- To do -
1/ Answer these questions about the blog post titled "A Requisite For Lu Lu":
(a) In what year does the author believe the short was first written?
(b) What does the man do when his favorite song comes on the radio at a coffeeshop?
(c) Whose playlists could she not control, according to the short?
2/ Translate this sentence from the blog post titled "A Requisite For Lu Lu" into Spanish: "He didn’t want to try his luck, so he’d only listen to it sometimes."
3/ Reproduce everything in the blog post titled "A Requisite For Lu Lu" from "She’d done all" down to "bright beautiful blur.".

- Selected excerpt -
[BEGIN]
Tuesday, December 17, 2013

A Requisite For Lu Lu

The following I wrote, oh, back in 2009 if I remember right.  I wrote it for my friend Lu Lu on her birthday.  Some of the pacing and descriptions I've changed only slightly just now.

Partly inspired by her actual physical appearance and partly by unrelated events from my life, the short is an attempt to describe a kind of feeling that comes with separating two lives through the breaking of relationship - specifically when, after one party tries to forget the other, what it can feel like when one small unconsidered thing can make all defenses break down completely, and memories, unwelcomed, come flooding back in.

The woman in this short is also named Lu Lu.  It is a work of fiction.



____________________________________




It’s like being reminded of thunder.
It’s like being reminded of trains at midnight out the bedroom window.
She can’t help but look around startled when she hears it.
It reminds her that much of certain things she remembers
That it makes her start, electric muscles flinch in sparks
And her voice timbre crack in mid sentence
When she hears the looming sound.

It was, after all, his favorite song.
He’d only listen to it now and again, with hopes that it would never wear out
So many other songs just wear out sometimes.
Like barestrand socks.

He didn’t want to try his luck, so he’d only listen to it sometimes.
When they would be together at a coffeeshop and it would come on the radio
He would stop talking, with his hot mug in his hands
And close his eyes.  
The ivory rim of the cup this close to his mouth.
The steam fingerprint fogging his glasses.
It was something that just happened sometimes.
And when the song was over
Conversation would begin again, and he’d say sorry, 
You were saying something special
I remember!  Don’t look at me like that, I was totally listening to you!
Or something close that.
It’d usually make her laugh. Under normal circumstances.


The sound of heartache, when it comes, wells in great deep sighs
Shaky wondering sighs
That make her eyes close.


So she does what she can, avoid the places they used to go together
Get rid of the things that remind her of him
Change her phone number
Change her address
Change her hair color, her vocabulary.
The usual.
She hates that this happens so often to her, and that she believed
It wasn’t going to happen,
Again,

This time.

She’d done all that she could to remove the possibility of remembering him
But she couldn't control the playlists of coffeeshop courtyards
And rail station patios.
And it jars her friends when she covers her mouth
And clenches her eyes
And turns her face
And runs like swift lightning from the room, her skirt a billowing cloud.
The empty chair her leaping point.
She runs to somewhere less crowded with electrons 
Like a brilliant and bright beautiful blur.
And like lightning, people murmur with head winding shock through their surprise
At something so beautiful and cast leaden strong falling back to earth
The way she does in those times.

Like lightning.

Like thunder.
Like lilting piano.
Like chalk bright sky blue eyes.
Like the rumbling momentum of his train leaving town.
[END]
- Extracted information -
[BEGIN]
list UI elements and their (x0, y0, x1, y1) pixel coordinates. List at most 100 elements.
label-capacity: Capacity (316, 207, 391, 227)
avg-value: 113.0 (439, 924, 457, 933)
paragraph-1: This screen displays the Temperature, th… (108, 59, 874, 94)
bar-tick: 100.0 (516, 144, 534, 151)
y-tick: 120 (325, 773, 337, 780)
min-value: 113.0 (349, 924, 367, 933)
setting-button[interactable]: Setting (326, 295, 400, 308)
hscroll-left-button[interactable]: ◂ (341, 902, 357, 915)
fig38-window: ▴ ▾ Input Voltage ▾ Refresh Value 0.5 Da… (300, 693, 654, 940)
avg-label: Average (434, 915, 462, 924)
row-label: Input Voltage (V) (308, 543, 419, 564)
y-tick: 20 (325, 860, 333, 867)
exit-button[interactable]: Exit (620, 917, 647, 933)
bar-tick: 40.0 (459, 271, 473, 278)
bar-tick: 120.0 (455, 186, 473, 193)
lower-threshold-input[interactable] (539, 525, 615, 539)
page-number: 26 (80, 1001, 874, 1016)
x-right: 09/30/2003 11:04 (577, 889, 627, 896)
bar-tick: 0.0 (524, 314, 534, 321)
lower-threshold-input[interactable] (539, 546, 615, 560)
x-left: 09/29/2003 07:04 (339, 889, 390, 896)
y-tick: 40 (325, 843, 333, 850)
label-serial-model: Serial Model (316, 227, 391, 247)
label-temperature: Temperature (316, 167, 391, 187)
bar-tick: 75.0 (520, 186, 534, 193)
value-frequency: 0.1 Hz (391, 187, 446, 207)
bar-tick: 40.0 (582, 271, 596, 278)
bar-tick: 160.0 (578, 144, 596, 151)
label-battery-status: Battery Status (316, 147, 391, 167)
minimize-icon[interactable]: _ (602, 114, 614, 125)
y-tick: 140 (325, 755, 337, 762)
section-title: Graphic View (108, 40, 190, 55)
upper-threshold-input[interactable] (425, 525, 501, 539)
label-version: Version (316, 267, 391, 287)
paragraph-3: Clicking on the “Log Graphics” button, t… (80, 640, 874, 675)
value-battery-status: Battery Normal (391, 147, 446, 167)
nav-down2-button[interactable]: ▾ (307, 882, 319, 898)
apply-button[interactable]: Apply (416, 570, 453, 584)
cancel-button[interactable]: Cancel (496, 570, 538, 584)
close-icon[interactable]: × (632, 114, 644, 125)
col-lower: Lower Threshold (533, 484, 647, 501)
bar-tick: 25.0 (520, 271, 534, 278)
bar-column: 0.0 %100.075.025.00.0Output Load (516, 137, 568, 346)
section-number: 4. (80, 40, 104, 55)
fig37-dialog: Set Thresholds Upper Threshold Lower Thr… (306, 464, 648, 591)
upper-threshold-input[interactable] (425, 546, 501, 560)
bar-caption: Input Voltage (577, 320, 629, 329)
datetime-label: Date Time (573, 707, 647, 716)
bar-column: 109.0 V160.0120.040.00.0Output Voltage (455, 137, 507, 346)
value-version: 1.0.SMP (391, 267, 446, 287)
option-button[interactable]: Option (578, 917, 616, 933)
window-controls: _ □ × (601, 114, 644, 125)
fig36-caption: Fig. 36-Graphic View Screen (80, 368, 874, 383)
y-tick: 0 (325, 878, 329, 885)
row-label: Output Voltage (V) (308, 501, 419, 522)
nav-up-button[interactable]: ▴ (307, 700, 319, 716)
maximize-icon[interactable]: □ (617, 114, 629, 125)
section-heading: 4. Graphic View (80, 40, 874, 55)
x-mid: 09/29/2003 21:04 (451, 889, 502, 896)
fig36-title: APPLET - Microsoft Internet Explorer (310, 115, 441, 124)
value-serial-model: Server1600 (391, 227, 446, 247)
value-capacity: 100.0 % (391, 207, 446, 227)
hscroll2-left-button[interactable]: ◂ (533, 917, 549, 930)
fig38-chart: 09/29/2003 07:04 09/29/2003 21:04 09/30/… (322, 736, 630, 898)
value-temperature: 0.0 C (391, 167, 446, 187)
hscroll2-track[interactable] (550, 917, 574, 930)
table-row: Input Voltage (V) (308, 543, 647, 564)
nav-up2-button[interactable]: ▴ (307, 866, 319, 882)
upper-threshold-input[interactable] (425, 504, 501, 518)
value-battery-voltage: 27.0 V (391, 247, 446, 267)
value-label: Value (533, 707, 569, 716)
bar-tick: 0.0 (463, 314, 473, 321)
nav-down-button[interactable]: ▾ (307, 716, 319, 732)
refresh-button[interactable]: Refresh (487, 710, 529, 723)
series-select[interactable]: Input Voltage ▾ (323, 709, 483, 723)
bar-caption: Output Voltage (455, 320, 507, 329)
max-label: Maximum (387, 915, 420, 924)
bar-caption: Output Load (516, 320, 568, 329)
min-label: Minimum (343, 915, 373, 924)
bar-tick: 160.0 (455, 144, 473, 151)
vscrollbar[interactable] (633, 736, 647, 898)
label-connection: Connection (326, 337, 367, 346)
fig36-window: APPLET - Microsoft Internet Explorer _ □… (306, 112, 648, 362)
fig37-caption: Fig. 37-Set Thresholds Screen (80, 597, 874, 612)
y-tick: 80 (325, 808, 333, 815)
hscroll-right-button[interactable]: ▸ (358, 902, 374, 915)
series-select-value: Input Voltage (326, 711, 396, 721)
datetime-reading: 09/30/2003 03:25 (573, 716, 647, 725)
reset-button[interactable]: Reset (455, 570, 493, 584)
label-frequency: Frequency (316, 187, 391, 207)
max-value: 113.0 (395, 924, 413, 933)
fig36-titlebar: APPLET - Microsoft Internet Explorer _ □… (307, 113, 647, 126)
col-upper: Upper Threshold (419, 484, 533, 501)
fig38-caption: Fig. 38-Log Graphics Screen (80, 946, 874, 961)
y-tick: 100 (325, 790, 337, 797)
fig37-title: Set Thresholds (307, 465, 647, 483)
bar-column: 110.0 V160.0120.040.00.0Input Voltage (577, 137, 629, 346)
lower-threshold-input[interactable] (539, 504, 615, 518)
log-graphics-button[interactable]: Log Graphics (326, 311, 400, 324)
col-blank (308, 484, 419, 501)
[END]
- Solutions to the problems -
1/
(a) 2009.
(b) He stops talking, holds his hot mug in his hands, and closes his eyes.
(c) The playlists of coffeeshop courtyards and rail station patios.

2/ No quería tentar a la suerte, así que solo la escuchaba a veces.

3/
She’d done all that she could to remove the possibility of remembering him
But she couldn't control the playlists of coffeeshop courtyards
And rail station patios.
And it jars her friends when she covers her mouth
And clenches her eyes
And turns her face
And runs like swift lightning from the room, her skirt a billowing cloud.
The empty chair her leaping point.
She runs to somewhere less crowded with electrons 
Like a brilliant and bright beautiful blur.